** START OF Exercise data **

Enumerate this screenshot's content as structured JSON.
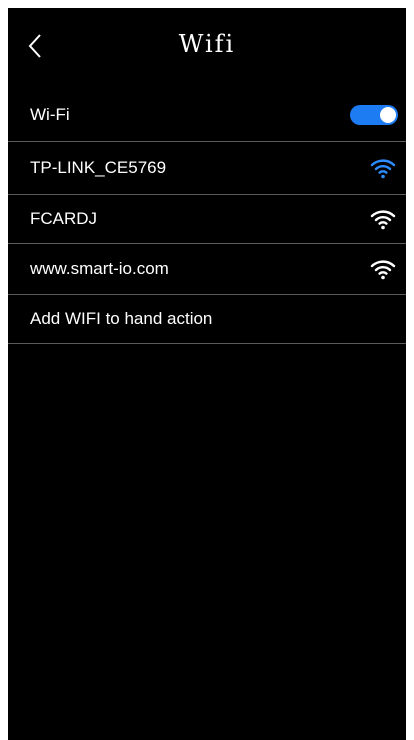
{
  "header": {
    "title": "Wifi",
    "back_icon": "chevron-left-icon"
  },
  "wifi_toggle": {
    "label": "Wi-Fi",
    "enabled": true,
    "accent_color": "#1e7cf2"
  },
  "networks": [
    {
      "ssid": "TP-LINK_CE5769",
      "signal_color": "#2d8cff",
      "icon": "wifi-icon"
    },
    {
      "ssid": "FCARDJ",
      "signal_color": "#ffffff",
      "icon": "wifi-icon"
    },
    {
      "ssid": "www.smart-io.com",
      "signal_color": "#ffffff",
      "icon": "wifi-icon"
    }
  ],
  "add_network": {
    "label": "Add WIFI to hand action"
  }
}
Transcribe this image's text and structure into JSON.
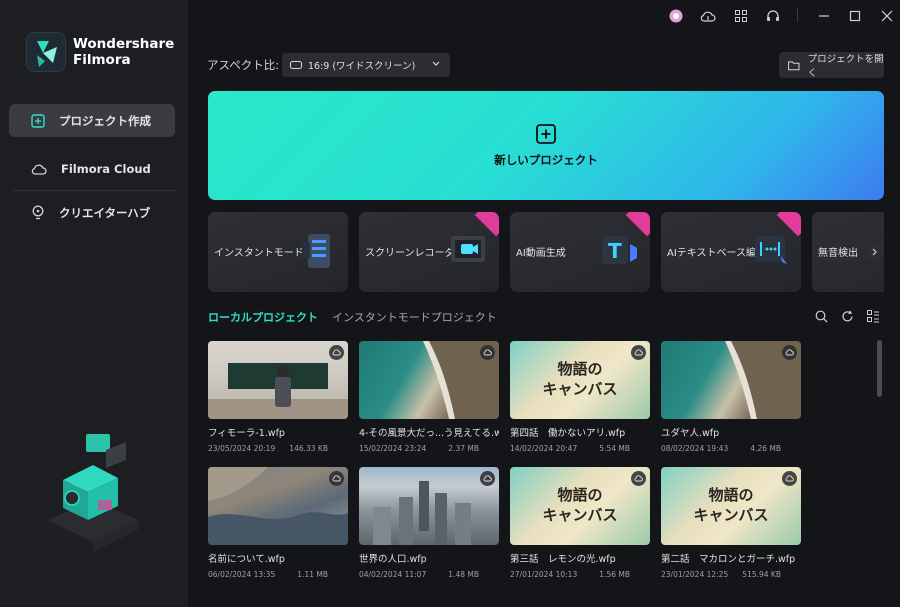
{
  "app": {
    "brand_line1": "Wondershare",
    "brand_line2": "Filmora"
  },
  "sidebar": {
    "items": [
      {
        "label": "プロジェクト作成",
        "icon": "new-project-icon",
        "active": true
      },
      {
        "label": "Filmora Cloud",
        "icon": "cloud-icon",
        "active": false
      },
      {
        "label": "クリエイターハブ",
        "icon": "lightbulb-icon",
        "active": false
      }
    ]
  },
  "topbar": {
    "icons": [
      "avatar-icon",
      "cloud-upload-icon",
      "grid-apps-icon",
      "headset-icon",
      "minimize-icon",
      "maximize-icon",
      "close-icon"
    ]
  },
  "aspect": {
    "label": "アスペクト比:",
    "value": "16:9 (ワイドスクリーン)"
  },
  "open_project": {
    "label": "プロジェクトを開く"
  },
  "new_project": {
    "label": "新しいプロジェクト"
  },
  "tools": [
    {
      "label": "インスタントモード",
      "badge": false
    },
    {
      "label": "スクリーンレコーダー",
      "badge": true
    },
    {
      "label": "AI動画生成",
      "badge": true
    },
    {
      "label": "AIテキストベース編集",
      "badge": true
    },
    {
      "label": "無音検出",
      "badge": false
    }
  ],
  "tabs": [
    {
      "label": "ローカルプロジェクト",
      "active": true
    },
    {
      "label": "インスタントモードプロジェクト",
      "active": false
    }
  ],
  "projects": [
    {
      "name": "フィモーラ-1.wfp",
      "date": "23/05/2024 20:19",
      "size": "146.33 KB",
      "thumb": "classroom"
    },
    {
      "name": "4-その風景大だっ...う見えてる.wfp",
      "date": "15/02/2024 23:24",
      "size": "2.37 MB",
      "thumb": "coast"
    },
    {
      "name": "第四話　働かないアリ.wfp",
      "date": "14/02/2024 20:47",
      "size": "5.54 MB",
      "thumb": "canvas"
    },
    {
      "name": "ユダヤ人.wfp",
      "date": "08/02/2024 19:43",
      "size": "4.26 MB",
      "thumb": "coast"
    },
    {
      "name": "名前について.wfp",
      "date": "06/02/2024 13:35",
      "size": "1.11 MB",
      "thumb": "canyon"
    },
    {
      "name": "世界の人口.wfp",
      "date": "04/02/2024 11:07",
      "size": "1.48 MB",
      "thumb": "city"
    },
    {
      "name": "第三話　レモンの光.wfp",
      "date": "27/01/2024 10:13",
      "size": "1.56 MB",
      "thumb": "canvas"
    },
    {
      "name": "第二話　マカロンとガーチ.wfp",
      "date": "23/01/2024 12:25",
      "size": "515.94 KB",
      "thumb": "canvas"
    }
  ],
  "canvas_title": {
    "line1": "物語の",
    "line2": "キャンバス"
  },
  "colors": {
    "accent": "#2fe0c5",
    "badge": "#e23c9a",
    "sidebar_bg": "#1d1e22",
    "main_bg": "#141518"
  }
}
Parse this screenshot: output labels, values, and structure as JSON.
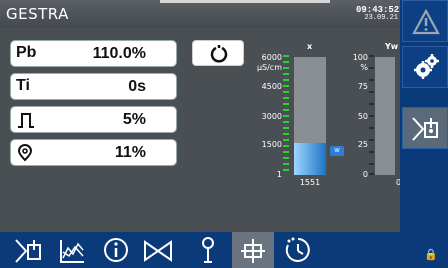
{
  "header": {
    "brand": "GESTRA",
    "time": "09:43:52",
    "date": "23.09.21"
  },
  "params": [
    {
      "label": "Pb",
      "value": "110.0%"
    },
    {
      "label": "Ti",
      "value": "0s"
    },
    {
      "label": "",
      "value": "5%",
      "icon": "step-icon"
    },
    {
      "label": "",
      "value": "11%",
      "icon": "valve-position-icon"
    }
  ],
  "gauge_x": {
    "title": "x",
    "unit_top": "6000",
    "unit": "μS/cm",
    "ticks": [
      "4500",
      "3000",
      "1500",
      "1"
    ],
    "value": "1551",
    "setpoint_marker": "w"
  },
  "gauge_yw": {
    "title": "Yw",
    "ticks": [
      "100",
      "%",
      "75",
      "50",
      "25",
      "0"
    ],
    "value": "0"
  },
  "lock_label": "🔒"
}
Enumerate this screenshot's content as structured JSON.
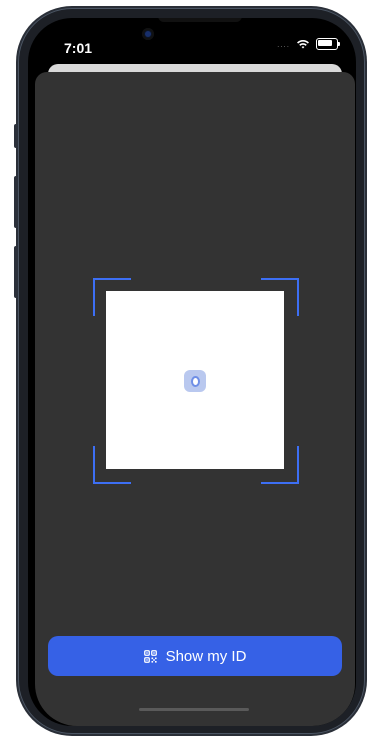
{
  "status_bar": {
    "time": "7:01",
    "signal_indicator": "....",
    "wifi_icon": "wifi-icon",
    "battery_icon": "battery-icon",
    "battery_level": 0.85
  },
  "scanner": {
    "frame_color": "#3d6ff4",
    "logo_icon": "app-logo-icon"
  },
  "actions": {
    "show_id_label": "Show my ID",
    "show_id_icon": "qr-code-icon"
  },
  "colors": {
    "sheet_background": "#333333",
    "button_primary": "#3661e6"
  }
}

** END OF Exercise data **

Problem details - The records above are to be reproduced exactly; the pictures are to be left out.

Solved problem -
Enumerate this screenshot's content as structured JSON.
{
  "header": {
    "title": "Wifi",
    "back_icon": "chevron-left-icon"
  },
  "wifi_toggle": {
    "label": "Wi-Fi",
    "enabled": true,
    "accent_color": "#1e7cf2"
  },
  "networks": [
    {
      "ssid": "TP-LINK_CE5769",
      "signal_color": "#2d8cff",
      "icon": "wifi-icon"
    },
    {
      "ssid": "FCARDJ",
      "signal_color": "#ffffff",
      "icon": "wifi-icon"
    },
    {
      "ssid": "www.smart-io.com",
      "signal_color": "#ffffff",
      "icon": "wifi-icon"
    }
  ],
  "add_network": {
    "label": "Add WIFI to hand action"
  }
}
Transcribe this image's text and structure into JSON.
{
  "app": {
    "brand_line1": "Wondershare",
    "brand_line2": "Filmora"
  },
  "sidebar": {
    "items": [
      {
        "label": "プロジェクト作成",
        "icon": "new-project-icon",
        "active": true
      },
      {
        "label": "Filmora Cloud",
        "icon": "cloud-icon",
        "active": false
      },
      {
        "label": "クリエイターハブ",
        "icon": "lightbulb-icon",
        "active": false
      }
    ]
  },
  "topbar": {
    "icons": [
      "avatar-icon",
      "cloud-upload-icon",
      "grid-apps-icon",
      "headset-icon",
      "minimize-icon",
      "maximize-icon",
      "close-icon"
    ]
  },
  "aspect": {
    "label": "アスペクト比:",
    "value": "16:9 (ワイドスクリーン)"
  },
  "open_project": {
    "label": "プロジェクトを開く"
  },
  "new_project": {
    "label": "新しいプロジェクト"
  },
  "tools": [
    {
      "label": "インスタントモード",
      "badge": false
    },
    {
      "label": "スクリーンレコーダー",
      "badge": true
    },
    {
      "label": "AI動画生成",
      "badge": true
    },
    {
      "label": "AIテキストベース編集",
      "badge": true
    },
    {
      "label": "無音検出",
      "badge": false
    }
  ],
  "tabs": [
    {
      "label": "ローカルプロジェクト",
      "active": true
    },
    {
      "label": "インスタントモードプロジェクト",
      "active": false
    }
  ],
  "projects": [
    {
      "name": "フィモーラ-1.wfp",
      "date": "23/05/2024 20:19",
      "size": "146.33 KB",
      "thumb": "classroom"
    },
    {
      "name": "4-その風景大だっ...う見えてる.wfp",
      "date": "15/02/2024 23:24",
      "size": "2.37 MB",
      "thumb": "coast"
    },
    {
      "name": "第四話　働かないアリ.wfp",
      "date": "14/02/2024 20:47",
      "size": "5.54 MB",
      "thumb": "canvas"
    },
    {
      "name": "ユダヤ人.wfp",
      "date": "08/02/2024 19:43",
      "size": "4.26 MB",
      "thumb": "coast"
    },
    {
      "name": "名前について.wfp",
      "date": "06/02/2024 13:35",
      "size": "1.11 MB",
      "thumb": "canyon"
    },
    {
      "name": "世界の人口.wfp",
      "date": "04/02/2024 11:07",
      "size": "1.48 MB",
      "thumb": "city"
    },
    {
      "name": "第三話　レモンの光.wfp",
      "date": "27/01/2024 10:13",
      "size": "1.56 MB",
      "thumb": "canvas"
    },
    {
      "name": "第二話　マカロンとガーチ.wfp",
      "date": "23/01/2024 12:25",
      "size": "515.94 KB",
      "thumb": "canvas"
    }
  ],
  "canvas_title": {
    "line1": "物語の",
    "line2": "キャンバス"
  },
  "colors": {
    "accent": "#2fe0c5",
    "badge": "#e23c9a",
    "sidebar_bg": "#1d1e22",
    "main_bg": "#141518"
  }
}
Parse this screenshot: output labels, values, and structure as JSON.
{
  "header": {
    "brand": "GESTRA",
    "time": "09:43:52",
    "date": "23.09.21"
  },
  "params": [
    {
      "label": "Pb",
      "value": "110.0%"
    },
    {
      "label": "Ti",
      "value": "0s"
    },
    {
      "label": "",
      "value": "5%",
      "icon": "step-icon"
    },
    {
      "label": "",
      "value": "11%",
      "icon": "valve-position-icon"
    }
  ],
  "gauge_x": {
    "title": "x",
    "unit_top": "6000",
    "unit": "μS/cm",
    "ticks": [
      "4500",
      "3000",
      "1500",
      "1"
    ],
    "value": "1551",
    "setpoint_marker": "w"
  },
  "gauge_yw": {
    "title": "Yw",
    "ticks": [
      "100",
      "%",
      "75",
      "50",
      "25",
      "0"
    ],
    "value": "0"
  },
  "lock_label": "🔒"
}
Enumerate this screenshot's content as structured JSON.
{
  "status_bar": {
    "time": "7:01",
    "signal_indicator": "....",
    "wifi_icon": "wifi-icon",
    "battery_icon": "battery-icon",
    "battery_level": 0.85
  },
  "scanner": {
    "frame_color": "#3d6ff4",
    "logo_icon": "app-logo-icon"
  },
  "actions": {
    "show_id_label": "Show my ID",
    "show_id_icon": "qr-code-icon"
  },
  "colors": {
    "sheet_background": "#333333",
    "button_primary": "#3661e6"
  }
}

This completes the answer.